▶ **Document excerpt**
I'd check with a solicitor. Leaving a problem spouse can be complicated when there are children involved. A solicitor can advise you of next steps and how to file for custody if necessary.

HennyPennyHorror · 27/05/2019 03:55

Verbal abuse is enough. Start attempting to record it OR if he does it again soon, call the police and have him removed for threatening and intimidating behaviour.

Once he's been taken by the police it will be very difficult for him to get his feet under the table again.

You DON'T have to live with it just because it's only words.

PartridgeJoan · 27/05/2019 04:02

Thanks everyone. This is really helpful. My friend has two spare bedrooms and has offered to help. He has sobered up slightly but doesn't believe anything about what's happened. When I mentioned he'd accidentally knocked her on the head he said 'I can't believe you would say that. So I punched her in the face did I?'

I'm starting to realise how manipulative he is now

OP posts:
HennyPennyHorror · 27/05/2019 04:05

Ok....don't tell him you're leaving until you have everything there. Get someone you trust to help. Do it whilst he's at work.

▶ **Information given**
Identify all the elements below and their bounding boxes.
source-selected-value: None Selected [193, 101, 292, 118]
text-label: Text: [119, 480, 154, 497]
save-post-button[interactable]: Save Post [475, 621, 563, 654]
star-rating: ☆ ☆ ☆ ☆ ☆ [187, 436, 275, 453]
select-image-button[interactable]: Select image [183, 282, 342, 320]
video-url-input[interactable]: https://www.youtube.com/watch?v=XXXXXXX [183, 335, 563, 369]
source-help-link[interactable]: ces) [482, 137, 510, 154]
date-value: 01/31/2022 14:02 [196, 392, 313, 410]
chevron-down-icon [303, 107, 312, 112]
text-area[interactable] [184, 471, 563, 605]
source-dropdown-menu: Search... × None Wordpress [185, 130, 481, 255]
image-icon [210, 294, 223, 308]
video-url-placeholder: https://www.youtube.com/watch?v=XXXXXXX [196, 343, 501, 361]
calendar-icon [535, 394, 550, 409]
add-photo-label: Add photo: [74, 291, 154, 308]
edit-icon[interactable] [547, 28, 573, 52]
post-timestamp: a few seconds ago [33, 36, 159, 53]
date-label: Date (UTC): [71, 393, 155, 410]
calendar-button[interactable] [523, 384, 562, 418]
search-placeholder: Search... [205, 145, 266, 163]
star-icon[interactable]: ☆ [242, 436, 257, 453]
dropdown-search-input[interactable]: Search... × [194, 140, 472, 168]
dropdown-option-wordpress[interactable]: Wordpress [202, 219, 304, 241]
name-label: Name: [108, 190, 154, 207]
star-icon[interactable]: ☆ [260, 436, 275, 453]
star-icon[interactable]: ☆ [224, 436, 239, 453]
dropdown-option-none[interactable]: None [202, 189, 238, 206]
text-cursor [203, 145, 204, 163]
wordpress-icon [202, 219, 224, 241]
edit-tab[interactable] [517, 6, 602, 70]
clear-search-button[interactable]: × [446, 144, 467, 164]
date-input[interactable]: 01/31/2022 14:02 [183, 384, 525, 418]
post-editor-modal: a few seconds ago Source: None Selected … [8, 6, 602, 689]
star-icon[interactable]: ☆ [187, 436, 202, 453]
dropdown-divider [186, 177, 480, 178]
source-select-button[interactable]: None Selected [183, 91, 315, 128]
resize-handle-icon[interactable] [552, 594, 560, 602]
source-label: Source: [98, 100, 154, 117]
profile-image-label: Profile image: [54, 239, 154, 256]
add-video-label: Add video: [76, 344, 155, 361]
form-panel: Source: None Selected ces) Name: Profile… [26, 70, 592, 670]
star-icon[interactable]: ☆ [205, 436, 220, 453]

▶ **List of tasks**
(A) Please pull out the passage from the forum thread above word for word, beginning at the words "I'd check with" and stopping after "it's only words.".
(B) In the forum thread, how many spare bedrooms does PartridgeJoan's friend have?

▶ **Answers by task**
(A)
I'd check with a solicitor. Leaving a problem spouse can be complicated when there are children involved. A solicitor can advise you of next steps and how to file for custody if necessary.

HennyPennyHorror · 27/05/2019 03:55

Verbal abuse is enough. Start attempting to record it OR if he does it again soon, call the police and have him removed for threatening and intimidating behaviour.

Once he's been taken by the police it will be very difficult for him to get his feet under the table again.

You DON'T have to live with it just because it's only words.

(B) Two.